• _ASSIGNMENT_: From the first line to the last, output the material exactly.

----------------------------------------

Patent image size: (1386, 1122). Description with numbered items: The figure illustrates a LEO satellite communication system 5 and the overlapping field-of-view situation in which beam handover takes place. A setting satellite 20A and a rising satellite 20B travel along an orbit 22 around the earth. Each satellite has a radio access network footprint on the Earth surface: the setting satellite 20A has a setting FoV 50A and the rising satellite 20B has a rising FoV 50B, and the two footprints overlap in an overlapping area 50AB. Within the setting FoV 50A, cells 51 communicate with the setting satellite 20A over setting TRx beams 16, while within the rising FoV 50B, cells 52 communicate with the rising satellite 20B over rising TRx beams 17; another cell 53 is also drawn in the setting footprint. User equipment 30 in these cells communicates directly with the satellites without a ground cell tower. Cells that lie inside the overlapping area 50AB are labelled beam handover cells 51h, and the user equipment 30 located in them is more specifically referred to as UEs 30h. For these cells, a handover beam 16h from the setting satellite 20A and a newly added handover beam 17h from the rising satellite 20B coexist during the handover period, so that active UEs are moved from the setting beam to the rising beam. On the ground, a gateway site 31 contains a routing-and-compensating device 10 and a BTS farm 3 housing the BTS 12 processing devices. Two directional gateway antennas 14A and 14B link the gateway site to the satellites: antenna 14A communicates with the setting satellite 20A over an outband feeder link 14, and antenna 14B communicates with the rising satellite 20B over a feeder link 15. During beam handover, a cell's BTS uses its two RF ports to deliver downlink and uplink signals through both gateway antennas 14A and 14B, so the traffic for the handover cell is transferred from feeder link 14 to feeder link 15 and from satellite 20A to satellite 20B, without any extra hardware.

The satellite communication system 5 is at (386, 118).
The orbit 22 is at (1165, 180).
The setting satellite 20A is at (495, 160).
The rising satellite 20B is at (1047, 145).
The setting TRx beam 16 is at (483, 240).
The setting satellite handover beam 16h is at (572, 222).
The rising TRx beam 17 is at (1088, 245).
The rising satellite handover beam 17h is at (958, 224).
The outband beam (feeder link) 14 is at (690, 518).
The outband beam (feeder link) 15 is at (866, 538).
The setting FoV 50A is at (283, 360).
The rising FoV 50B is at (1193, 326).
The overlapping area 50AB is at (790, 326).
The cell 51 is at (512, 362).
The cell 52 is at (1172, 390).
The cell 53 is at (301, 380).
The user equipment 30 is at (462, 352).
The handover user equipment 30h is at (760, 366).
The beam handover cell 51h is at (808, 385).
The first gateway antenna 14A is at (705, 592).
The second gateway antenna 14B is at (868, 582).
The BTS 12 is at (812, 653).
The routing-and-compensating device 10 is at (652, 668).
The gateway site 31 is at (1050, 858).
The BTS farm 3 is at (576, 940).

----------------------------------------

• _SOLUTION TO THE PROBLEM_:
Patent image size: (1386, 1122). Description with numbered items: The figure illustrates a LEO satellite communication system 5 and the overlapping field-of-view situation in which beam handover takes place. A setting satellite 20A and a rising satellite 20B travel along an orbit 22 around the earth. Each satellite has a radio access network footprint on the Earth surface: the setting satellite 20A has a setting FoV 50A and the rising satellite 20B has a rising FoV 50B, and the two footprints overlap in an overlapping area 50AB. Within the setting FoV 50A, cells 51 communicate with the setting satellite 20A over setting TRx beams 16, while within the rising FoV 50B, cells 52 communicate with the rising satellite 20B over rising TRx beams 17; another cell 53 is also drawn in the setting footprint. User equipment 30 in these cells communicates directly with the satellites without a ground cell tower. Cells that lie inside the overlapping area 50AB are labelled beam handover cells 51h, and the user equipment 30 located in them is more specifically referred to as UEs 30h. For these cells, a handover beam 16h from the setting satellite 20A and a newly added handover beam 17h from the rising satellite 20B coexist during the handover period, so that active UEs are moved from the setting beam to the rising beam. On the ground, a gateway site 31 contains a routing-and-compensating device 10 and a BTS farm 3 housing the BTS 12 processing devices. Two directional gateway antennas 14A and 14B link the gateway site to the satellites: antenna 14A communicates with the setting satellite 20A over an outband feeder link 14, and antenna 14B communicates with the rising satellite 20B over a feeder link 15. During beam handover, a cell's BTS uses its two RF ports to deliver downlink and uplink signals through both gateway antennas 14A and 14B, so the traffic for the handover cell is transferred from feeder link 14 to feeder link 15 and from satellite 20A to satellite 20B, without any extra hardware.

The satellite communication system 5 is at (386, 118).
The orbit 22 is at (1165, 180).
The setting satellite 20A is at (495, 160).
The rising satellite 20B is at (1047, 145).
The setting TRx beam 16 is at (483, 240).
The setting satellite handover beam 16h is at (572, 222).
The rising TRx beam 17 is at (1088, 245).
The rising satellite handover beam 17h is at (958, 224).
The outband beam (feeder link) 14 is at (690, 518).
The outband beam (feeder link) 15 is at (866, 538).
The setting FoV 50A is at (283, 360).
The rising FoV 50B is at (1193, 326).
The overlapping area 50AB is at (790, 326).
The cell 51 is at (512, 362).
The cell 52 is at (1172, 390).
The cell 53 is at (301, 380).
The user equipment 30 is at (462, 352).
The handover user equipment 30h is at (760, 366).
The beam handover cell 51h is at (808, 385).
The first gateway antenna 14A is at (705, 592).
The second gateway antenna 14B is at (868, 582).
The BTS 12 is at (812, 653).
The routing-and-compensating device 10 is at (652, 668).
The gateway site 31 is at (1050, 858).
The BTS farm 3 is at (576, 940).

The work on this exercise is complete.